[EXTRACTED ENTRIES — start]

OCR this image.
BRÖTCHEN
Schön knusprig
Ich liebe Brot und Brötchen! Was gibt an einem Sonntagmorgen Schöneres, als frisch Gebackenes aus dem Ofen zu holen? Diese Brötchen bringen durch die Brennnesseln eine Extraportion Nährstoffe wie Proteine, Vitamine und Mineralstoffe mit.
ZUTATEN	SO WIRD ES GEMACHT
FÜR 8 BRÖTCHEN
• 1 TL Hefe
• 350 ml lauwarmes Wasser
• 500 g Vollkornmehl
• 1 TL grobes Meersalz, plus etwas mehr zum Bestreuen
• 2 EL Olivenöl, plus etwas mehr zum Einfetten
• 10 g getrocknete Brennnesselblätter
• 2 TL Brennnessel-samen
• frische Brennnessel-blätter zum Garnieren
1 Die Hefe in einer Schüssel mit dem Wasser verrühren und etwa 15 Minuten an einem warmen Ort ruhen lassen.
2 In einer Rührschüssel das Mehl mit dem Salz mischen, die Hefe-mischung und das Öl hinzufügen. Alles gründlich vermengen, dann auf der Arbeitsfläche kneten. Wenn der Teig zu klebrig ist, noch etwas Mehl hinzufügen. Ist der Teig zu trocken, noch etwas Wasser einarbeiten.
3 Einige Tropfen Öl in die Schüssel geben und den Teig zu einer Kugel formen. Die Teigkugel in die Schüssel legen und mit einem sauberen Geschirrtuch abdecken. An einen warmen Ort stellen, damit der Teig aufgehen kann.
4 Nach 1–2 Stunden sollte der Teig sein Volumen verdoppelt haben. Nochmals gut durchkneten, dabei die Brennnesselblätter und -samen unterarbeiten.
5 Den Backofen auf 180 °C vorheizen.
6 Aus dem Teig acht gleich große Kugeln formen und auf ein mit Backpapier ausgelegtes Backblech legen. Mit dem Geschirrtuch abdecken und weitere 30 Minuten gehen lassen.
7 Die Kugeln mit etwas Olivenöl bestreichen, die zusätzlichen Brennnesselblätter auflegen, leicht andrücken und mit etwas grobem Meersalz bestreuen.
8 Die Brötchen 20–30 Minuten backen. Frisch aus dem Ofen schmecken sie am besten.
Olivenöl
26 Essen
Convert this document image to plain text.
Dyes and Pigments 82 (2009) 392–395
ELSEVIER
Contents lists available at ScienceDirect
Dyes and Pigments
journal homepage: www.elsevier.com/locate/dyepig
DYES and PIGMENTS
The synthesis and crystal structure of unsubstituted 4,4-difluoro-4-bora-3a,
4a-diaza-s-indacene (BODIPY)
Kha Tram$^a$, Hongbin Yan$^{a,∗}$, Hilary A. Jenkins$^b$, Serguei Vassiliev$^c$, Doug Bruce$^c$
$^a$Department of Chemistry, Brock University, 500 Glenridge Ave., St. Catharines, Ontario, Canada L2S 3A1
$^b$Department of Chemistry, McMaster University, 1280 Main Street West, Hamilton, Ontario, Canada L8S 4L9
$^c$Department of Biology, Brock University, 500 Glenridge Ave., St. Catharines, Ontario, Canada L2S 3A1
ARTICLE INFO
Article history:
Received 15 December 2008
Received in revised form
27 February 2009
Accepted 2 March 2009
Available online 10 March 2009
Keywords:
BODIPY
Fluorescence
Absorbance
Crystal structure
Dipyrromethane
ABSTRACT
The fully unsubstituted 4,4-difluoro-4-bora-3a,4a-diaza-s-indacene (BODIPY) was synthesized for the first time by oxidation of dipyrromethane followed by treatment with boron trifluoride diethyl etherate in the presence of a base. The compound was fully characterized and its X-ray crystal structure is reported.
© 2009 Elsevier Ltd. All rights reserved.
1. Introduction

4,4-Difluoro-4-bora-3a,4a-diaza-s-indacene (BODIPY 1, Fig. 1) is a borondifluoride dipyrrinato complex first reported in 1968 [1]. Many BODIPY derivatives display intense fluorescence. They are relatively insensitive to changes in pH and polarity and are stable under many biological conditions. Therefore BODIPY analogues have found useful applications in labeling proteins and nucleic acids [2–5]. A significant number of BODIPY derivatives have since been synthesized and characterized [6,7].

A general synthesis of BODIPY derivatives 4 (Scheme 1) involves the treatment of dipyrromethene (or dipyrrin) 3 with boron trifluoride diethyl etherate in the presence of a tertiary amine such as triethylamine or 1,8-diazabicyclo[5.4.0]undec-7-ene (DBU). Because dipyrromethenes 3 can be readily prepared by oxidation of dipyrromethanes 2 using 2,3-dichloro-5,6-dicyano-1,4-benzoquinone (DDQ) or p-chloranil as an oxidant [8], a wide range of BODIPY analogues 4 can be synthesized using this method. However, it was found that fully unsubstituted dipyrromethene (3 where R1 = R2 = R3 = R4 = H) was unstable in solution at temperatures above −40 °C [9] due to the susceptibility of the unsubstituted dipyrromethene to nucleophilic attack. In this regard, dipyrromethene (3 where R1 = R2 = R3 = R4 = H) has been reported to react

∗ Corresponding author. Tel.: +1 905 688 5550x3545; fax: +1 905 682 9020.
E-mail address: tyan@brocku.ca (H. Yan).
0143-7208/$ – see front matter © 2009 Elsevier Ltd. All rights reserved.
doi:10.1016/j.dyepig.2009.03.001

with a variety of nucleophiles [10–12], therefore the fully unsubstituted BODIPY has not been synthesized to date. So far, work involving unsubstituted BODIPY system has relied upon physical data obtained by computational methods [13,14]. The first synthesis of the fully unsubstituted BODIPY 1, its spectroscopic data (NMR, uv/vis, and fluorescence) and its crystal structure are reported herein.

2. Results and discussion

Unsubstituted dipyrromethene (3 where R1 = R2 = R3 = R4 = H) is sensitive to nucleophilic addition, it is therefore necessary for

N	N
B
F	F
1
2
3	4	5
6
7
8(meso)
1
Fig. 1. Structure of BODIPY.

[EXTRACTED ENTRIES — finish]

» EXERCISE: Each line of the entries holding the string "trifluoride" should be found and copied.

» ANSWER FOR THIS EXERCISE:
The fully unsubstituted 4,4-difluoro-4-bora-3a,4a-diaza-s-indacene (BODIPY) was synthesized for the first time by oxidation of dipyrromethane followed by treatment with boron trifluoride diethyl etherate in the presence of a base. The compound was fully characterized and its X-ray crystal structure is reported.
A general synthesis of BODIPY derivatives 4 (Scheme 1) involves the treatment of dipyrromethene (or dipyrrin) 3 with boron trifluoride diethyl etherate in the presence of a tertiary amine such as triethylamine or 1,8-diazabicyclo[5.4.0]undec-7-ene (DBU). Because dipyrromethenes 3 can be readily prepared by oxidation of dipyrromethanes 2 using 2,3-dichloro-5,6-dicyano-1,4-benzoquinone (DDQ) or p-chloranil as an oxidant [8], a wide range of BODIPY analogues 4 can be synthesized using this method. However, it was found that fully unsubstituted dipyrromethene (3 where R1 = R2 = R3 = R4 = H) was unstable in solution at temperatures above −40 °C [9] due to the susceptibility of the unsubstituted dipyrromethene to nucleophilic attack. In this regard, dipyrromethene (3 where R1 = R2 = R3 = R4 = H) has been reported to react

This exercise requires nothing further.